-- The records --
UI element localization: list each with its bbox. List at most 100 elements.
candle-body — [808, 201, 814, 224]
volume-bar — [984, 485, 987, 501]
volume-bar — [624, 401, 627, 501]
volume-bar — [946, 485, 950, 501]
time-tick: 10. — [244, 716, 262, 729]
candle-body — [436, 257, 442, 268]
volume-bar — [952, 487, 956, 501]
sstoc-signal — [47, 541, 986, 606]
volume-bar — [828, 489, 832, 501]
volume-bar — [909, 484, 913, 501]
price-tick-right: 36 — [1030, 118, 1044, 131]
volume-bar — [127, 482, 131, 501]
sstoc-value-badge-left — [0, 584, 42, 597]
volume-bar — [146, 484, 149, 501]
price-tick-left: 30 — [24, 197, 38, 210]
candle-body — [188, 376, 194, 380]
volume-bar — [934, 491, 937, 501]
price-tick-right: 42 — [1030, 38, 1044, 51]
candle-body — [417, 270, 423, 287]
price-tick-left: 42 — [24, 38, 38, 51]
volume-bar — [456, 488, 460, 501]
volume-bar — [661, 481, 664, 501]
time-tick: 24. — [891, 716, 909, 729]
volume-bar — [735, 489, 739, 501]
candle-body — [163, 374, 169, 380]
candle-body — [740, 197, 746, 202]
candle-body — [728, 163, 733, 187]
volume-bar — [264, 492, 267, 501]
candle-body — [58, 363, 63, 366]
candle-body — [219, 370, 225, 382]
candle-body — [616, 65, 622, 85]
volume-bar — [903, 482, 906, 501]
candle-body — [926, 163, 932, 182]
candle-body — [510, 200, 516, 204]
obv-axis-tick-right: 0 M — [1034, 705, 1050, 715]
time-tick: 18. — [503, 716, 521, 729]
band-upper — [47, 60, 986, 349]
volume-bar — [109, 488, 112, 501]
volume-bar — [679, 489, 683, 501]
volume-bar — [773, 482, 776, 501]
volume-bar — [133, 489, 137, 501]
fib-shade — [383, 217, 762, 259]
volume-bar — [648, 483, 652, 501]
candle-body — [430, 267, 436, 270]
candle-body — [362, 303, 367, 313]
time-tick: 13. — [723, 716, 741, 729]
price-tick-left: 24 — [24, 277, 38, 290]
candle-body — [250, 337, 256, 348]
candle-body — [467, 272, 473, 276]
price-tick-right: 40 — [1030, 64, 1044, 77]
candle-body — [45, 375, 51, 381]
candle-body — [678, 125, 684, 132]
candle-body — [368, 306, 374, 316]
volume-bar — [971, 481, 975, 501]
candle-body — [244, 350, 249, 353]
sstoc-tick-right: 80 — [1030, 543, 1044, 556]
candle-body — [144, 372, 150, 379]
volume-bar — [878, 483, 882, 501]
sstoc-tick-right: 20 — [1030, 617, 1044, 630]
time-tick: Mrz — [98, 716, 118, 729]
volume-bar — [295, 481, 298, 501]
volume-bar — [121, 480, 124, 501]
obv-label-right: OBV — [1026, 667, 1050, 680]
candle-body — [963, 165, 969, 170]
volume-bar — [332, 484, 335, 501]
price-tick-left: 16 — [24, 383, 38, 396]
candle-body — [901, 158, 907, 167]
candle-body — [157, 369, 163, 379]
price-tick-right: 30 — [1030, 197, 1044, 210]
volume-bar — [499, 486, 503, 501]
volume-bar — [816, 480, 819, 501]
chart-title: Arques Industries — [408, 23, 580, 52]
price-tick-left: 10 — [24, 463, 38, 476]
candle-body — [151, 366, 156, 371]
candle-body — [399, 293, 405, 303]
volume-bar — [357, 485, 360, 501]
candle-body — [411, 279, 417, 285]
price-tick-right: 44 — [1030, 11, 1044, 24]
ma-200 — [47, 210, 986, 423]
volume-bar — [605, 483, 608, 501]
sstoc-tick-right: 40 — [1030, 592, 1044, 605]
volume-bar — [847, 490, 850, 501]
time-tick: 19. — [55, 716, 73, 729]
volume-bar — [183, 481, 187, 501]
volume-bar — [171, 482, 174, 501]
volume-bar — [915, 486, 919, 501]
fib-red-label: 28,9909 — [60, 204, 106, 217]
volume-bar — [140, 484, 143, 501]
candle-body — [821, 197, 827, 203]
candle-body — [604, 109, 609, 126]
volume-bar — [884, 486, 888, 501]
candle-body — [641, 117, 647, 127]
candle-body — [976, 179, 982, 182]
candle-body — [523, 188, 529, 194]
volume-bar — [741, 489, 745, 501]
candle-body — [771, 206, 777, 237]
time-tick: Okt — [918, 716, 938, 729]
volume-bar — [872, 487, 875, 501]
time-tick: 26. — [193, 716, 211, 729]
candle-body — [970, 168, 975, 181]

-- Work to do --
Render every line of the records above as a numbered list, leaving out any blank lines.

-- Correct response --
1. UI element localization: list each with its bbox. List at most 100 elements.
2. candle-body — [808, 201, 814, 224]
3. volume-bar — [984, 485, 987, 501]
4. volume-bar — [624, 401, 627, 501]
5. volume-bar — [946, 485, 950, 501]
6. time-tick: 10. — [244, 716, 262, 729]
7. candle-body — [436, 257, 442, 268]
8. volume-bar — [952, 487, 956, 501]
9. sstoc-signal — [47, 541, 986, 606]
10. volume-bar — [828, 489, 832, 501]
11. volume-bar — [909, 484, 913, 501]
12. price-tick-right: 36 — [1030, 118, 1044, 131]
13. volume-bar — [127, 482, 131, 501]
14. sstoc-value-badge-left — [0, 584, 42, 597]
15. volume-bar — [146, 484, 149, 501]
16. price-tick-left: 30 — [24, 197, 38, 210]
17. candle-body — [188, 376, 194, 380]
18. volume-bar — [934, 491, 937, 501]
19. price-tick-right: 42 — [1030, 38, 1044, 51]
20. candle-body — [417, 270, 423, 287]
21. price-tick-left: 42 — [24, 38, 38, 51]
22. volume-bar — [456, 488, 460, 501]
23. volume-bar — [661, 481, 664, 501]
24. time-tick: 24. — [891, 716, 909, 729]
25. volume-bar — [735, 489, 739, 501]
26. candle-body — [163, 374, 169, 380]
27. candle-body — [740, 197, 746, 202]
28. candle-body — [728, 163, 733, 187]
29. volume-bar — [264, 492, 267, 501]
30. candle-body — [58, 363, 63, 366]
31. candle-body — [219, 370, 225, 382]
32. candle-body — [616, 65, 622, 85]
33. volume-bar — [903, 482, 906, 501]
34. candle-body — [926, 163, 932, 182]
35. candle-body — [510, 200, 516, 204]
36. obv-axis-tick-right: 0 M — [1034, 705, 1050, 715]
37. time-tick: 18. — [503, 716, 521, 729]
38. band-upper — [47, 60, 986, 349]
39. volume-bar — [109, 488, 112, 501]
40. volume-bar — [679, 489, 683, 501]
41. volume-bar — [773, 482, 776, 501]
42. volume-bar — [133, 489, 137, 501]
43. fib-shade — [383, 217, 762, 259]
44. volume-bar — [648, 483, 652, 501]
45. candle-body — [430, 267, 436, 270]
46. candle-body — [362, 303, 367, 313]
47. time-tick: 13. — [723, 716, 741, 729]
48. price-tick-left: 24 — [24, 277, 38, 290]
49. candle-body — [250, 337, 256, 348]
50. candle-body — [467, 272, 473, 276]
51. price-tick-right: 40 — [1030, 64, 1044, 77]
52. candle-body — [45, 375, 51, 381]
53. candle-body — [678, 125, 684, 132]
54. candle-body — [368, 306, 374, 316]
55. volume-bar — [971, 481, 975, 501]
56. candle-body — [244, 350, 249, 353]
57. sstoc-tick-right: 80 — [1030, 543, 1044, 556]
58. candle-body — [144, 372, 150, 379]
59. volume-bar — [878, 483, 882, 501]
60. sstoc-tick-right: 20 — [1030, 617, 1044, 630]
61. time-tick: Mrz — [98, 716, 118, 729]
62. volume-bar — [295, 481, 298, 501]
63. volume-bar — [121, 480, 124, 501]
64. obv-label-right: OBV — [1026, 667, 1050, 680]
65. candle-body — [963, 165, 969, 170]
66. volume-bar — [332, 484, 335, 501]
67. price-tick-left: 16 — [24, 383, 38, 396]
68. candle-body — [901, 158, 907, 167]
69. candle-body — [157, 369, 163, 379]
70. price-tick-right: 30 — [1030, 197, 1044, 210]
71. volume-bar — [499, 486, 503, 501]
72. volume-bar — [816, 480, 819, 501]
73. chart-title: Arques Industries — [408, 23, 580, 52]
74. price-tick-left: 10 — [24, 463, 38, 476]
75. candle-body — [151, 366, 156, 371]
76. candle-body — [399, 293, 405, 303]
77. volume-bar — [357, 485, 360, 501]
78. candle-body — [411, 279, 417, 285]
79. price-tick-right: 44 — [1030, 11, 1044, 24]
80. ma-200 — [47, 210, 986, 423]
81. volume-bar — [605, 483, 608, 501]
82. sstoc-tick-right: 40 — [1030, 592, 1044, 605]
83. volume-bar — [847, 490, 850, 501]
84. time-tick: 19. — [55, 716, 73, 729]
85. volume-bar — [183, 481, 187, 501]
86. volume-bar — [171, 482, 174, 501]
87. volume-bar — [915, 486, 919, 501]
88. fib-red-label: 28,9909 — [60, 204, 106, 217]
89. volume-bar — [140, 484, 143, 501]
90. candle-body — [821, 197, 827, 203]
91. candle-body — [604, 109, 609, 126]
92. volume-bar — [884, 486, 888, 501]
93. candle-body — [641, 117, 647, 127]
94. candle-body — [976, 179, 982, 182]
95. candle-body — [523, 188, 529, 194]
96. volume-bar — [741, 489, 745, 501]
97. candle-body — [771, 206, 777, 237]
98. time-tick: Okt — [918, 716, 938, 729]
99. volume-bar — [872, 487, 875, 501]
100. time-tick: 26. — [193, 716, 211, 729]
101. candle-body — [970, 168, 975, 181]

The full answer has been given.